Set of tasks ▸
1. In the ZED SDK overview below, reproduce the passage that begins with the words "Key highlights" and ends after the words "capturing sensitive environments.".
2. Name every programming language for which the ZED SDK overview says bindings are provided.

Stereo vision SDK that does the heavy lifting for robot eyes
Official samples and tutorials for Stereolabs' ZED depth cameras, bundling SLAM, object detection, body tracking, and spatial mapping behind a single C++/Python API.

What it does
The ZED SDK is the official software stack for Stereolabs’ stereo depth cameras. This repository holds tutorials and ready-to-run samples covering depth sensing, positional tracking, object detection, body tracking, spatial mapping, and multi-camera fusion. It is essentially the on-ramp to a commercial hardware-software ecosystem: you buy the camera, install the SDK, and these examples show you how to extract 3D data without writing the algorithms yourself.
The interesting bit
Version 5.3 quietly fixes several deployment headaches that usually plague camera SDKs. Camera calibration now lives in on-board EEPROM, so initialization no longer needs network access. The SDK can reuse an existing CUDA primary context, which means less fighting with PyTorch over GPU memory. There is also a monotonic timestamp clock option that ignores NTP/PTP jumps—useful if you have ever watched a SLAM system hallucinate after a clock sync.
Key highlights
- Neural depth engine with a “NEURAL LIGHT” model that trades some accuracy for speed; v5.3 claims better robustness in challenging scenes at the same runtime cost.
- Voxel-decimation mode for point clouds: depth-adaptive resolution that thins data where detail is low and keeps it where it matters.
- AES-256 encryption for SVO2 recordings, which is not a feature you expect in a camera SDK but makes sense for robots capturing sensitive environments.
- Zero-copy capture for recording and zero-copy intra-process ROS 2 image topics, both aimed at reducing CPU overhead on Jetson-class hardware.
- SLAM GEN_3 specifically tuned for low-texture environments (think warehouse floors or painted walls).
- Wide platform support: Ubuntu LTS, Windows, Jetson, with bindings for C++, Python, C#, C, plus Unity, Unreal Engine 5, OpenCV, ROS, and ROS 2.
Caveats
- NVIDIA-only: requires a GPU with Compute Capability > 5; no AMD, no CPU fallback, no Apple Silicon.
- Hardware gate: the samples are useless without a ZED camera, and the cheapest model starts around $450. This is not a generic computer-vision playground.
- SVO format lock-in: recordings use Stereolabs’ own SVO/SVO2 format, which lets you replay with full SDK features but may complicate workflows that expect standard video or ROS bags.
Verdict
Grab this if you already own or are committed to buying a ZED camera and want to get depth + perception running fast on NVIDIA hardware. Skip it if you are looking for open, hardware-agnostic SLAM or if your deployment target lacks an NVIDIA GPU.

Records shown ▸
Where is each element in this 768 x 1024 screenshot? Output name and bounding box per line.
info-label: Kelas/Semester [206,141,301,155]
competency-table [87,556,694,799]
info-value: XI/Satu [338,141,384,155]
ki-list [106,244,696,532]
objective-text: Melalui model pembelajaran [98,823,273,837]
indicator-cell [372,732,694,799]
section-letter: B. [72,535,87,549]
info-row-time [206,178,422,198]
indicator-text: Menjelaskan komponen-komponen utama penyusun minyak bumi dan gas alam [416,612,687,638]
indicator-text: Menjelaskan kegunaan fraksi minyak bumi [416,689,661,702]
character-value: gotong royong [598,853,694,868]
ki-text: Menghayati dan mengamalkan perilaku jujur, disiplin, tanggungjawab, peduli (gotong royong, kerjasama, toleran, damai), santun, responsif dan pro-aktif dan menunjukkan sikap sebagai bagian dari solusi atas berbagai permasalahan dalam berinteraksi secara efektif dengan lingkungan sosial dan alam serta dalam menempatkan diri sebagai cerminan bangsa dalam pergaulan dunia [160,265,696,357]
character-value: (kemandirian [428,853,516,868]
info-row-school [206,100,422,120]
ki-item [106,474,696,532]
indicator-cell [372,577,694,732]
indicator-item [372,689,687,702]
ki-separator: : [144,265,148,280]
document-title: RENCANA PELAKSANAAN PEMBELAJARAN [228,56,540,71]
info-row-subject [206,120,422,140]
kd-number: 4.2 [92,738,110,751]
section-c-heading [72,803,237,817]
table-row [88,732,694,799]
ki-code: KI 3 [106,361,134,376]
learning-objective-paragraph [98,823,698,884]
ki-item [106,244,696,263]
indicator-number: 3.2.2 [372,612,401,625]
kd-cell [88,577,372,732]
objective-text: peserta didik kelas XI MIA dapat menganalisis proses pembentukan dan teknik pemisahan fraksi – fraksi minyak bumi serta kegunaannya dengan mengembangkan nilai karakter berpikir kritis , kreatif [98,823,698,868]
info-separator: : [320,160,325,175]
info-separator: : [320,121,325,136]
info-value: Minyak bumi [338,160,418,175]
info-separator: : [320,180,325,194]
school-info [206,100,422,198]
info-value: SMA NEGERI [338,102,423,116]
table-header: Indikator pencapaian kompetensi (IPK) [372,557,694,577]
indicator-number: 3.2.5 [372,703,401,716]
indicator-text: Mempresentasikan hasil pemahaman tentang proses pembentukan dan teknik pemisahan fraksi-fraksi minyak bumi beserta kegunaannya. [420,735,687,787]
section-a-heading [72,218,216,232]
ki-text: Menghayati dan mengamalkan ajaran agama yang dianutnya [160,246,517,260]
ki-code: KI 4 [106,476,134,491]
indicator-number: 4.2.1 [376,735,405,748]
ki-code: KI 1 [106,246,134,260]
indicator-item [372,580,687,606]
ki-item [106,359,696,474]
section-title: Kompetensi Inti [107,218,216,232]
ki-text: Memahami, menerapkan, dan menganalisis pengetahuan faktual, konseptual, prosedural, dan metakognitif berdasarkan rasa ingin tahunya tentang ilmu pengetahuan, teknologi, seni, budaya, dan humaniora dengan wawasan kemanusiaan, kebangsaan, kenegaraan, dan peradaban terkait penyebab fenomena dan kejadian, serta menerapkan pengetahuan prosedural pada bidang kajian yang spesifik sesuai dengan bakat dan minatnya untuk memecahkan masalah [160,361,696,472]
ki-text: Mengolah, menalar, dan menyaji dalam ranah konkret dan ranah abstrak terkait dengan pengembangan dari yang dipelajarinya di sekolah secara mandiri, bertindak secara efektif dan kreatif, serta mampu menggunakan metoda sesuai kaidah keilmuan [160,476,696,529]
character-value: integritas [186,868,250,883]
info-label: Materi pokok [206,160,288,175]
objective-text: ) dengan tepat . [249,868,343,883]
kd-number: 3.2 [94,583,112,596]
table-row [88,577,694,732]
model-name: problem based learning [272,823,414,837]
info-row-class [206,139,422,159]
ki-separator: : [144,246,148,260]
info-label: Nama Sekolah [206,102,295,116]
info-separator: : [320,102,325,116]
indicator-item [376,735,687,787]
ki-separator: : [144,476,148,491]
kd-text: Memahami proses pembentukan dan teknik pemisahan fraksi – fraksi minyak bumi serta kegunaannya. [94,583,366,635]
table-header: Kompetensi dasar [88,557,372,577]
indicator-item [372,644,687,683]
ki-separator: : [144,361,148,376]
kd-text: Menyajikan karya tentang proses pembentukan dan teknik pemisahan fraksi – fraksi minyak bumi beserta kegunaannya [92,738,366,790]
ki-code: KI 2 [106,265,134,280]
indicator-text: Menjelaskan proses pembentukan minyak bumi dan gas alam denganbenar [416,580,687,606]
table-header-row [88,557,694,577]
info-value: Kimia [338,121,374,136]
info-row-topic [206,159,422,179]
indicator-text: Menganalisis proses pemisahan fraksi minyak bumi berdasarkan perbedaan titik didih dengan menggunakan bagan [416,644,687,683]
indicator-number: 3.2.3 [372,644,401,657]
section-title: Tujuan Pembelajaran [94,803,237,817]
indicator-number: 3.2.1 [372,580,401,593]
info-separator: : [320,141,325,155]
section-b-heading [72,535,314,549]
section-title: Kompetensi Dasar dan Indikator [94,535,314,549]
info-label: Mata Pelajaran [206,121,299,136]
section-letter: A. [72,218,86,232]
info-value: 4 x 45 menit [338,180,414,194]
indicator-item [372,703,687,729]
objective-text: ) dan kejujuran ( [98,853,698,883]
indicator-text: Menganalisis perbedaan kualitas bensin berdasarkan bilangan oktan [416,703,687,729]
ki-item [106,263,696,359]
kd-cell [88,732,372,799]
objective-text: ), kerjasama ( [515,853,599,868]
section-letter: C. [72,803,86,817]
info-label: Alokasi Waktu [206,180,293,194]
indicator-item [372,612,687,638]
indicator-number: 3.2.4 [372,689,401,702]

Answers by item number ▸
1.
Key highlights
- Neural depth engine with a “NEURAL LIGHT” model that trades some accuracy for speed; v5.3 claims better robustness in challenging scenes at the same runtime cost.
- Voxel-decimation mode for point clouds: depth-adaptive resolution that thins data where detail is low and keeps it where it matters.
- AES-256 encryption for SVO2 recordings, which is not a feature you expect in a camera SDK but makes sense for robots capturing sensitive environments.

2. C++, Python, C#, C